----- Data for processing -----
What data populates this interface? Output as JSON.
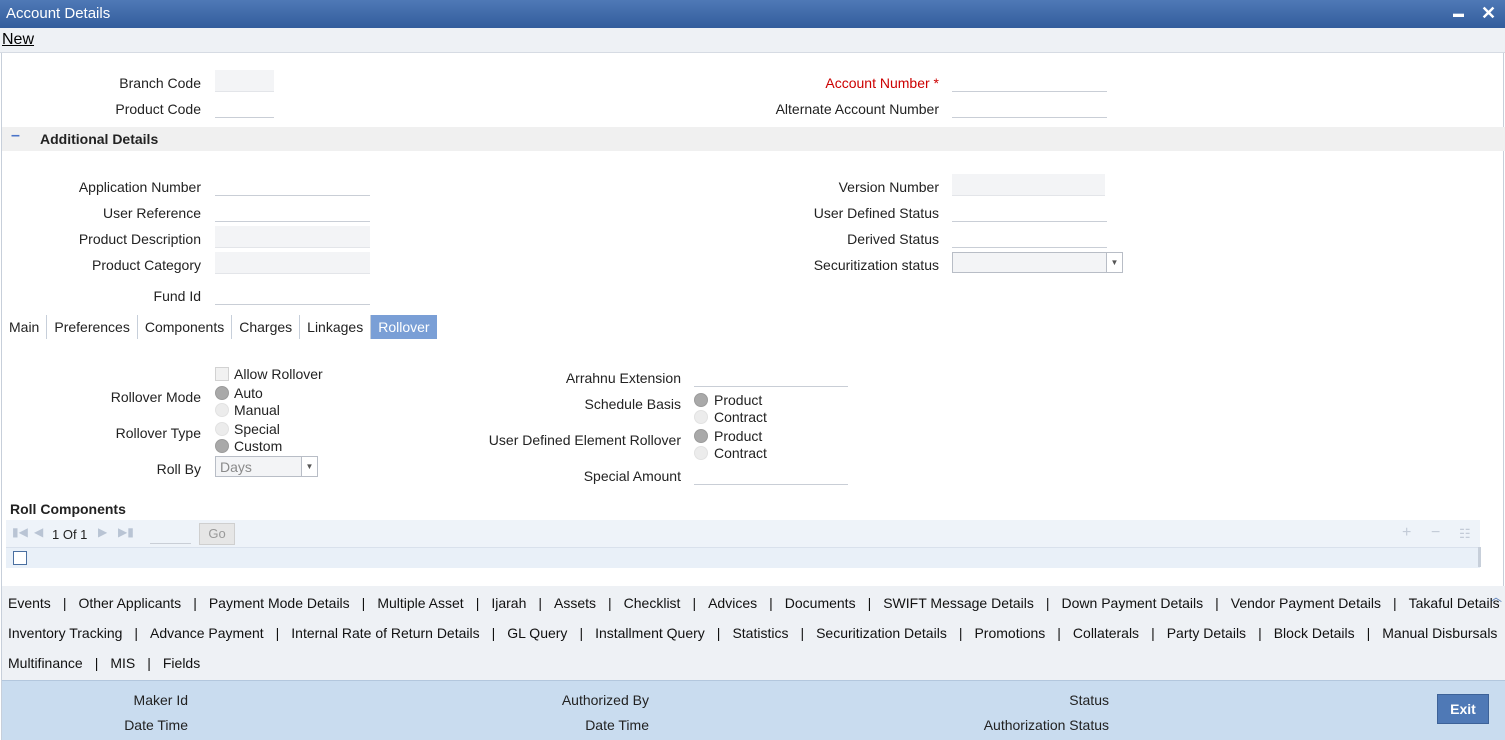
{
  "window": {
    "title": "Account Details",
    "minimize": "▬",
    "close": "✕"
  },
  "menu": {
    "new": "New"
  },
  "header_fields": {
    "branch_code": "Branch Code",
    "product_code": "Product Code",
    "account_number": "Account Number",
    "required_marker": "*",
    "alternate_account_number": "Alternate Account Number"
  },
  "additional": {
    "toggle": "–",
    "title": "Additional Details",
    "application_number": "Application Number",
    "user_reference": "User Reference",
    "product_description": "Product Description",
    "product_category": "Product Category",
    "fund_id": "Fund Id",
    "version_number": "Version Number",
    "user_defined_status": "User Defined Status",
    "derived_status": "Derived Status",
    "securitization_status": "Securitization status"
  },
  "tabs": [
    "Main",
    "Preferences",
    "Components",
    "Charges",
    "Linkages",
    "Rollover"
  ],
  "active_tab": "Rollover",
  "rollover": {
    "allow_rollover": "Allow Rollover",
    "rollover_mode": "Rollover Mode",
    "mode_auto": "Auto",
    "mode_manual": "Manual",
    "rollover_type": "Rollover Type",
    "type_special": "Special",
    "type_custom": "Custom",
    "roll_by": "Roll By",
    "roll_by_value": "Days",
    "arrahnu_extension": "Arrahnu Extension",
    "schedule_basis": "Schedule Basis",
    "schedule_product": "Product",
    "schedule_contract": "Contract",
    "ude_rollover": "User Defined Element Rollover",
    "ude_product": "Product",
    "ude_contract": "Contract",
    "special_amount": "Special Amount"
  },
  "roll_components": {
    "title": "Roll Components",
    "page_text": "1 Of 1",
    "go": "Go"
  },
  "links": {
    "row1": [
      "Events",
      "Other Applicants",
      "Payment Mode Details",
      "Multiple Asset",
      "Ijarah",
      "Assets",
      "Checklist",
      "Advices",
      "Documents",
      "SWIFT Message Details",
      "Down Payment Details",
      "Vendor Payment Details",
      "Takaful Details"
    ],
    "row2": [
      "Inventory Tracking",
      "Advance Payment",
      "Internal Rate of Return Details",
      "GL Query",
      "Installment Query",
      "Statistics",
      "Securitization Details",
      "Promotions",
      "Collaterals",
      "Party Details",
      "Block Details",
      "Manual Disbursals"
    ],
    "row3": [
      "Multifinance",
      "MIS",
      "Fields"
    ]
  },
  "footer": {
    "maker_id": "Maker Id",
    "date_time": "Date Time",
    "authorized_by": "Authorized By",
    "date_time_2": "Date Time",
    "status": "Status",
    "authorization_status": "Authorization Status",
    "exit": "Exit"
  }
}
-----
----- Data for processing -----
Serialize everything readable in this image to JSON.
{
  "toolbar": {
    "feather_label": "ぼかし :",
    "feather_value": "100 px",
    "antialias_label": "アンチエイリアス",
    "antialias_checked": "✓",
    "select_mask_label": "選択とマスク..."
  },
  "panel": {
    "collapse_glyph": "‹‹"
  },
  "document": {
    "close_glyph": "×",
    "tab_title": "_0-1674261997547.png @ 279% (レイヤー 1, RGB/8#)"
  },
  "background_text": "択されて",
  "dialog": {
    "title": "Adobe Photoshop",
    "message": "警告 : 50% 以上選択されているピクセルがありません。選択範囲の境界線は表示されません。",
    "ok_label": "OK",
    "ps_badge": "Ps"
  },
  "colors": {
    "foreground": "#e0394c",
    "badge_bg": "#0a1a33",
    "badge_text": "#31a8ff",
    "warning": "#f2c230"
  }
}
-----
■ Exercise task: Gather each line from the listing above that holds "Contract".

■ The result:
    "schedule_contract": "Contract",
    "ude_contract": "Contract",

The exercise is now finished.